Some records:
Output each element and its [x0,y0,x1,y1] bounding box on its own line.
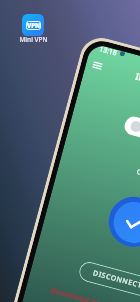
staticText: ON [136,167,140,180]
button[interactable]: Mini VPN [22,14,44,36]
button[interactable]: DISCONNECT [77,260,140,299]
staticText: VPN [27,22,40,30]
button[interactable]: Connected [103,191,140,252]
staticText: Internet [134,70,140,91]
staticText: DISCONNECT [92,268,140,291]
staticText: Mini VPN [19,35,48,44]
staticText: Download now [49,284,109,302]
staticText: 13:18 [98,45,118,58]
button[interactable]: Menu [91,59,104,72]
button[interactable]: Germany [122,114,140,150]
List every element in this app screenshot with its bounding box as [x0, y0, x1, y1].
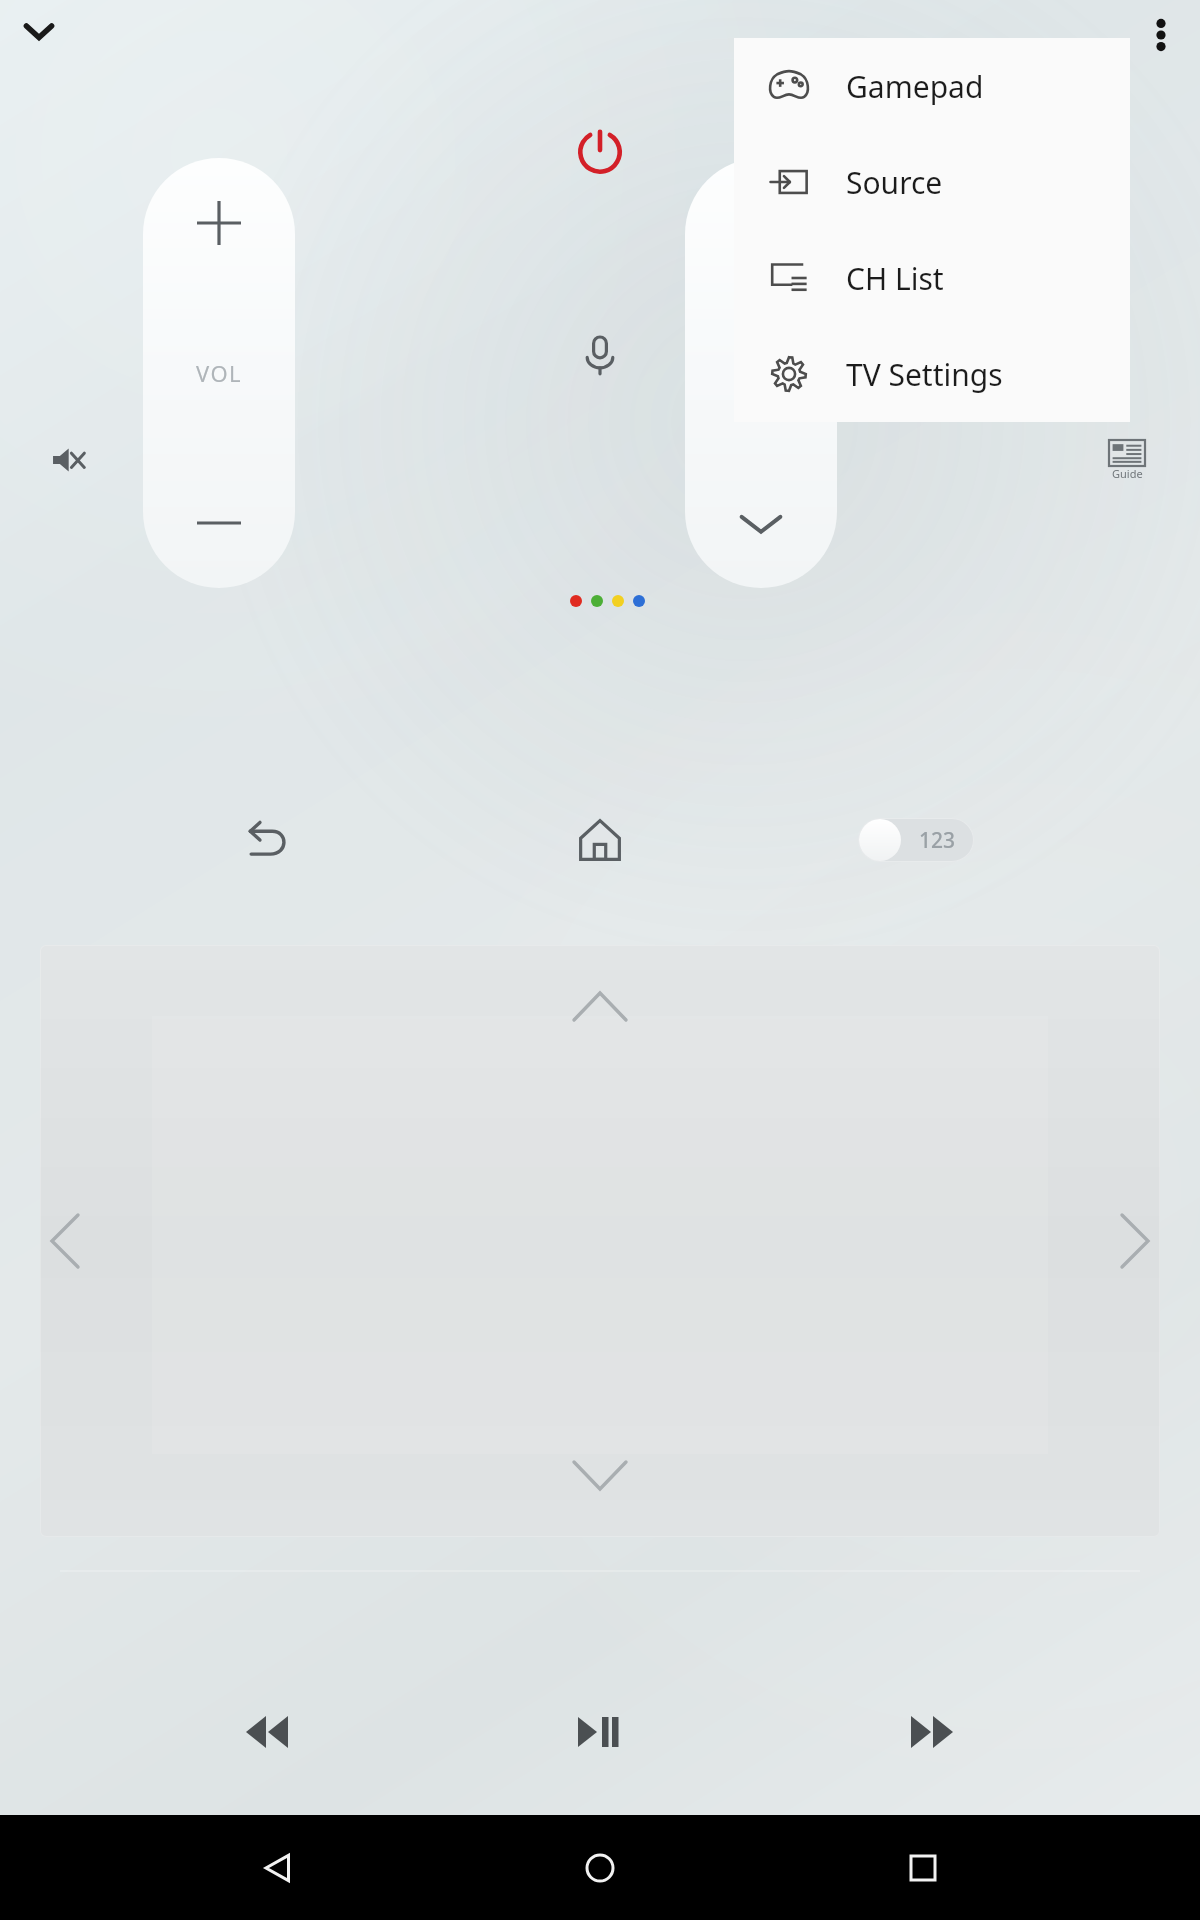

| WHAT THE TASK ASKS |
Can you write out the entries above again with "bounding box" switched to "bounding rectangle", keeping everything else the same and leaving the pictures out?

| THE ANSWER |
Output each element and its [x0,y0,x1,y1] bounding rectangle on its own line.
staticText: ON [136,167,140,180]
button[interactable]: Mini VPN [22,14,44,36]
button[interactable]: DISCONNECT [77,260,140,299]
staticText: VPN [27,22,40,30]
button[interactable]: Connected [103,191,140,252]
staticText: Internet [134,70,140,91]
staticText: DISCONNECT [92,268,140,291]
staticText: Mini VPN [19,35,48,44]
staticText: Download now [49,284,109,302]
staticText: 13:18 [98,45,118,58]
button[interactable]: Menu [91,59,104,72]
button[interactable]: Germany [122,114,140,150]
List every element in this app screenshot with its bounding rectangle as [x0, y0, x1, y1].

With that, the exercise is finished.